• **PROBLEM TO WORK ON**
Find each line with the string "inventory" and copy it.

• **SUPPLIED DATA**

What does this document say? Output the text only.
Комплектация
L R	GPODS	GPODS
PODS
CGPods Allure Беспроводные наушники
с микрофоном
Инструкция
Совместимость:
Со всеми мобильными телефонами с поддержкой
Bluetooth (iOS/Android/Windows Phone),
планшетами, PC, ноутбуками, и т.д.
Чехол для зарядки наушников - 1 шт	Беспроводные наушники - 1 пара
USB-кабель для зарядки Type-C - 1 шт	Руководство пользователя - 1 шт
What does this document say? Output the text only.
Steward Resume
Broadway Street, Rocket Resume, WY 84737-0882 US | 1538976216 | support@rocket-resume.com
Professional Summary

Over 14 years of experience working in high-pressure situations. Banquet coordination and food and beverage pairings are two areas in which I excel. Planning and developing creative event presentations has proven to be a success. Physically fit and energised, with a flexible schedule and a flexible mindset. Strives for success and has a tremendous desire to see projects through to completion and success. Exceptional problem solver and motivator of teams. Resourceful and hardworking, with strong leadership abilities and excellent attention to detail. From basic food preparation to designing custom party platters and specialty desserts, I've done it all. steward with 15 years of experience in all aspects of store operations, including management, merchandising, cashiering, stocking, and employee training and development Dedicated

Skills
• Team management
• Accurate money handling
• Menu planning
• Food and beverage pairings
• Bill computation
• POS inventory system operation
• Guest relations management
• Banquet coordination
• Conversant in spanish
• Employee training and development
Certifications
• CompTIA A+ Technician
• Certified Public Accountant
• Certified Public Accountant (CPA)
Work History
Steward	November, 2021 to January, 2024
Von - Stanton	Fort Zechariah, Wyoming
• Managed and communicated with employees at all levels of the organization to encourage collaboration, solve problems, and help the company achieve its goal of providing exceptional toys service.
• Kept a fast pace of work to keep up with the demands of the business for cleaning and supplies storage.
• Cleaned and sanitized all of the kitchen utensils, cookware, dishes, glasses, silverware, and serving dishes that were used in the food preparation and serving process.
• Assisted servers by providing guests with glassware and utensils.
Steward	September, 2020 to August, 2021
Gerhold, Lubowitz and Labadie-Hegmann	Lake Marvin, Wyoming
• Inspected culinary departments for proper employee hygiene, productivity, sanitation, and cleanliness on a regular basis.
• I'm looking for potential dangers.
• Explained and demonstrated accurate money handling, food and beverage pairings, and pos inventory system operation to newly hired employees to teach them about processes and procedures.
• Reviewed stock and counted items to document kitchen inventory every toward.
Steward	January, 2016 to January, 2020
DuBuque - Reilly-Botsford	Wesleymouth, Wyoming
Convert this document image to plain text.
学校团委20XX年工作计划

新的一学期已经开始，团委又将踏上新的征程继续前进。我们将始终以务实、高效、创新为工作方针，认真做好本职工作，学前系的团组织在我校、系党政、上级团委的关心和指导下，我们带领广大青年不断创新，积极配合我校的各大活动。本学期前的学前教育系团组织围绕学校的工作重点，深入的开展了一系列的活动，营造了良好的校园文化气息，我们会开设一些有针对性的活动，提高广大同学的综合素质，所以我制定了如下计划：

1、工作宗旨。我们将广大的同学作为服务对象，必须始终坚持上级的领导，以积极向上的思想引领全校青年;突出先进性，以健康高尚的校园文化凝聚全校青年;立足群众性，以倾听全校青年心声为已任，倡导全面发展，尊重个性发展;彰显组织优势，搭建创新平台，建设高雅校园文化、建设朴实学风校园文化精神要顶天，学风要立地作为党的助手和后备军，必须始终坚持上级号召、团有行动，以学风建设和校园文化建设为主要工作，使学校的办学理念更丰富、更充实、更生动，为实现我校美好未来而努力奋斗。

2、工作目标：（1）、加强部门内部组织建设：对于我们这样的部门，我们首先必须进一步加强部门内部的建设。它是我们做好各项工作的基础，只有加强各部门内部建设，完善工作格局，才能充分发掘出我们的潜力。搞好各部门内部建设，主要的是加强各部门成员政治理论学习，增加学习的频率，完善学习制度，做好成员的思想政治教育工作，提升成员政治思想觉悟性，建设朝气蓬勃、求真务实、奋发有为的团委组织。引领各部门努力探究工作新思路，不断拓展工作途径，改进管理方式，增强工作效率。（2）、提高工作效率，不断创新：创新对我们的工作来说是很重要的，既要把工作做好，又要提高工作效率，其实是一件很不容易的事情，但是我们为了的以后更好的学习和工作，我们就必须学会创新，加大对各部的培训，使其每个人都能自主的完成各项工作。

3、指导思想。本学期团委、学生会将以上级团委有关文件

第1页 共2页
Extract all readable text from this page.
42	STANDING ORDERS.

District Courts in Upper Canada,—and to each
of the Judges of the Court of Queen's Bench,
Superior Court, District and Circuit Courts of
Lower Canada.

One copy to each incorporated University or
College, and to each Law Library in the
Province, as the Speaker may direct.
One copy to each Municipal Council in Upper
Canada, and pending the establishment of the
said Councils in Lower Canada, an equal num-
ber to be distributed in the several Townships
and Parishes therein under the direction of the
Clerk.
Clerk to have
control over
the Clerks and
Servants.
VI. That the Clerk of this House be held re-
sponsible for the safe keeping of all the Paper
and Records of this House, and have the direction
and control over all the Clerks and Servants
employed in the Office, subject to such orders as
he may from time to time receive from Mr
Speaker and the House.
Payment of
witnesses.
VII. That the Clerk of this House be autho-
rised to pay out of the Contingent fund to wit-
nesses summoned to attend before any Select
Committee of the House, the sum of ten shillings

• **EXPECTED ANSWER**
• POS inventory system operation
• Explained and demonstrated accurate money handling, food and beverage pairings, and pos inventory system operation to newly hired employees to teach them about processes and procedures.
• Reviewed stock and counted items to document kitchen inventory every toward.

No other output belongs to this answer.